--- Start of Material to process ---
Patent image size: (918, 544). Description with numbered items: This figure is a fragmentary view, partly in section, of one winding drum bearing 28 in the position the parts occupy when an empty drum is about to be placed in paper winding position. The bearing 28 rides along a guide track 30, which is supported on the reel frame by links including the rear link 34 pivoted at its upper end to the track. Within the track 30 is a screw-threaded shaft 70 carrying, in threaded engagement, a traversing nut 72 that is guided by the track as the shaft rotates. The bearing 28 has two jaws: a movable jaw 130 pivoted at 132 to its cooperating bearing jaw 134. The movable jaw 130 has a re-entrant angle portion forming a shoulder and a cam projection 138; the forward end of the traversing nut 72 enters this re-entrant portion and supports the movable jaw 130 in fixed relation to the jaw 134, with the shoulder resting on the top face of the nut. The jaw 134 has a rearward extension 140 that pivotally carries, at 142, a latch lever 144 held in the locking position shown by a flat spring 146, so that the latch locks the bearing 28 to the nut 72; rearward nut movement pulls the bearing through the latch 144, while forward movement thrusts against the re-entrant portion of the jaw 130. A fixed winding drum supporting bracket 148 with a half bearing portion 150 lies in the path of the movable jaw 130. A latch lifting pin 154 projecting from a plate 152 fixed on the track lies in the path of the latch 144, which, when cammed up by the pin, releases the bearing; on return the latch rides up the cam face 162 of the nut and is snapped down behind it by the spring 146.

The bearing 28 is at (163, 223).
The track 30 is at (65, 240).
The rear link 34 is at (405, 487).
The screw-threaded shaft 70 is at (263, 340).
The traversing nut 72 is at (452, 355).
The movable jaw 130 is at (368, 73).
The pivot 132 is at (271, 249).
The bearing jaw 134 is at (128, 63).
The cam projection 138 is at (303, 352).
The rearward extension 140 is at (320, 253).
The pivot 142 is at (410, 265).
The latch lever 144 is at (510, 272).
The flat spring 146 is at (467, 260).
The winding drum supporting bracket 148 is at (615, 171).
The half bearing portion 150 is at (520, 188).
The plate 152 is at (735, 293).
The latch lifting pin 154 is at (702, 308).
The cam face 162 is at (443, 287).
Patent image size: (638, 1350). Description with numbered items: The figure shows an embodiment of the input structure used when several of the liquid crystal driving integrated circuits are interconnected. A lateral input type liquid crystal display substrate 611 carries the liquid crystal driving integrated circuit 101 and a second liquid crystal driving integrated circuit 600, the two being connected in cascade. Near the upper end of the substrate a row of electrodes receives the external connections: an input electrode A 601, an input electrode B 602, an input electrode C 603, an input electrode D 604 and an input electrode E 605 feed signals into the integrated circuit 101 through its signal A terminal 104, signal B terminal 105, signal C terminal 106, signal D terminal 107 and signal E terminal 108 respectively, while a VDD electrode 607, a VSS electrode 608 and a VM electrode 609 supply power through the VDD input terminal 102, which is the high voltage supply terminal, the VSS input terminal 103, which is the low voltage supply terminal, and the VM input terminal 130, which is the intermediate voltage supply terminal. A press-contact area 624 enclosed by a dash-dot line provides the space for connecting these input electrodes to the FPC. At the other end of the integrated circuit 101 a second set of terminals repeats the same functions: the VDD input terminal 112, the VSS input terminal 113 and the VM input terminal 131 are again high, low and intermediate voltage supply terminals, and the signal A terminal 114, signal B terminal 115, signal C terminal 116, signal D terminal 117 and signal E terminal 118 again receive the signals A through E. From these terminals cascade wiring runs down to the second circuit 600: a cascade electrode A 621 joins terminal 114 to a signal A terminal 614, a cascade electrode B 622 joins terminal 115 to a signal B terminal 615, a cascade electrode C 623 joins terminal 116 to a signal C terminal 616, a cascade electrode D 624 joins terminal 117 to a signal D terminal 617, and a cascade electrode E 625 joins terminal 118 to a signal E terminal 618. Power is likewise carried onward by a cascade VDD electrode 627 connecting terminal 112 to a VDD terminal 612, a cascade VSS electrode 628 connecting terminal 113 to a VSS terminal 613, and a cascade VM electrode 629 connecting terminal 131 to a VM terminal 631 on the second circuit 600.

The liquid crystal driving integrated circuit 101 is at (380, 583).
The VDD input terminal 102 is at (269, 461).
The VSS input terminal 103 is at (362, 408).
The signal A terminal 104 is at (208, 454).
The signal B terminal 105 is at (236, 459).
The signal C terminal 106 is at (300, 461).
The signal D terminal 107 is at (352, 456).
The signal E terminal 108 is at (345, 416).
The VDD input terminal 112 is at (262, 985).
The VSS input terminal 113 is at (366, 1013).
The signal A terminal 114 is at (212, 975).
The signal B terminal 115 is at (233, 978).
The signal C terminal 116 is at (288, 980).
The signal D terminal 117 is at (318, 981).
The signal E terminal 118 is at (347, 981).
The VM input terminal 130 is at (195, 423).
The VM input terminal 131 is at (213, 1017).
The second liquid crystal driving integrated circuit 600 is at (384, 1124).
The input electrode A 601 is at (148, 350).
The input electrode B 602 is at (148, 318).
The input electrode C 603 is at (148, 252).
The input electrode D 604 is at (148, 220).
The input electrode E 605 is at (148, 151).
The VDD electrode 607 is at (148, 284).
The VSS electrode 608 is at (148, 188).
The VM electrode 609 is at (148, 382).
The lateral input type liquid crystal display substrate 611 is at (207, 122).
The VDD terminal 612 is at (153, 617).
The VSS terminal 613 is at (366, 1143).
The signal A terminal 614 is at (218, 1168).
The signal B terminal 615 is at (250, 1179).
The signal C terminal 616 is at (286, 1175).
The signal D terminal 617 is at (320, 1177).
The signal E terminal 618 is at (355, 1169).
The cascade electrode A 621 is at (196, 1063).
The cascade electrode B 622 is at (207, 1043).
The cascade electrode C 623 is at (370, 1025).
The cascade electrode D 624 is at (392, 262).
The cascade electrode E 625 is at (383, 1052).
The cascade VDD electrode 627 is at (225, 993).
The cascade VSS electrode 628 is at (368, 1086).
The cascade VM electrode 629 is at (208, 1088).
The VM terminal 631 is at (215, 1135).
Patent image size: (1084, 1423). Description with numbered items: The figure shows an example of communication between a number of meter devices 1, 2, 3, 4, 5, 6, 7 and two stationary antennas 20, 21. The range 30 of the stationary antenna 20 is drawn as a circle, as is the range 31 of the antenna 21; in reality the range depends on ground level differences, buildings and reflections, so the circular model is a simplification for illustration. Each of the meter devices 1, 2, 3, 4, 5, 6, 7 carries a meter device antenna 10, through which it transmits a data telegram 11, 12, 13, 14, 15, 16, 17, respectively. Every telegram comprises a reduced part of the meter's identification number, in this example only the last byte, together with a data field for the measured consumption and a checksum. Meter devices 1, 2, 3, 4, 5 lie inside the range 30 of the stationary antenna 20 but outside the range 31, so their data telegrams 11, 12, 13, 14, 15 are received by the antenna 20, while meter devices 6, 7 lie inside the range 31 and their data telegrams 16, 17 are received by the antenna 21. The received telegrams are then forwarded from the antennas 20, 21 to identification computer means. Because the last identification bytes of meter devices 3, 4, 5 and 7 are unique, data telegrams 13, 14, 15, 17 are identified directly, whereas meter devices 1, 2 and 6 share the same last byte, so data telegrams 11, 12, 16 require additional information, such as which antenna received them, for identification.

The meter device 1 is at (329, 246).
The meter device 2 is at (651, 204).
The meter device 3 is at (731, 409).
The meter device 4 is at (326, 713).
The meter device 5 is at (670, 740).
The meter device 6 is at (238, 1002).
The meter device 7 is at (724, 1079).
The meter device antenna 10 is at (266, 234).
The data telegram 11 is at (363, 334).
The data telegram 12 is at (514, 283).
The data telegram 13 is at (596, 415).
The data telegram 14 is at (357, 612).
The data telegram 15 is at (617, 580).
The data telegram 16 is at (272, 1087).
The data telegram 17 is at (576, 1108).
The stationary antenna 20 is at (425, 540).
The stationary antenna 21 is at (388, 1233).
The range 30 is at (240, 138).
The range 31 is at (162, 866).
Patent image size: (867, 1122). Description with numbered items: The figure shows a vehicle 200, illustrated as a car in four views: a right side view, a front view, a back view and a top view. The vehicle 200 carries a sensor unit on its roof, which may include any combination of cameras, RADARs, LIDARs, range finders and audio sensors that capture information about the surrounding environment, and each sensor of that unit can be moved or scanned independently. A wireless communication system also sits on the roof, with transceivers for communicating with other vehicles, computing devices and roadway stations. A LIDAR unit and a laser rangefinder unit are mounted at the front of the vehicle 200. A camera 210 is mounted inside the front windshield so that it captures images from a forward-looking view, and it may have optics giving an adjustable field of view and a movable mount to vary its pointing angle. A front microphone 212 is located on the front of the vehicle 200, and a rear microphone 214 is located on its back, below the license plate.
--- End of Material to process ---
Copy out the lines from the one containing "Patent image size: (1084, 1423)." through the one containing "The data telegram 17 is at (576, 1108).", including both of those lines, without any changes.

Patent image size: (1084, 1423). Description with numbered items: The figure shows an example of communication between a number of meter devices 1, 2, 3, 4, 5, 6, 7 and two stationary antennas 20, 21. The range 30 of the stationary antenna 20 is drawn as a circle, as is the range 31 of the antenna 21; in reality the range depends on ground level differences, buildings and reflections, so the circular model is a simplification for illustration. Each of the meter devices 1, 2, 3, 4, 5, 6, 7 carries a meter device antenna 10, through which it transmits a data telegram 11, 12, 13, 14, 15, 16, 17, respectively. Every telegram comprises a reduced part of the meter's identification number, in this example only the last byte, together with a data field for the measured consumption and a checksum. Meter devices 1, 2, 3, 4, 5 lie inside the range 30 of the stationary antenna 20 but outside the range 31, so their data telegrams 11, 12, 13, 14, 15 are received by the antenna 20, while meter devices 6, 7 lie inside the range 31 and their data telegrams 16, 17 are received by the antenna 21. The received telegrams are then forwarded from the antennas 20, 21 to identification computer means. Because the last identification bytes of meter devices 3, 4, 5 and 7 are unique, data telegrams 13, 14, 15, 17 are identified directly, whereas meter devices 1, 2 and 6 share the same last byte, so data telegrams 11, 12, 16 require additional information, such as which antenna received them, for identification.

The meter device 1 is at (329, 246).
The meter device 2 is at (651, 204).
The meter device 3 is at (731, 409).
The meter device 4 is at (326, 713).
The meter device 5 is at (670, 740).
The meter device 6 is at (238, 1002).
The meter device 7 is at (724, 1079).
The meter device antenna 10 is at (266, 234).
The data telegram 11 is at (363, 334).
The data telegram 12 is at (514, 283).
The data telegram 13 is at (596, 415).
The data telegram 14 is at (357, 612).
The data telegram 15 is at (617, 580).
The data telegram 16 is at (272, 1087).
The data telegram 17 is at (576, 1108).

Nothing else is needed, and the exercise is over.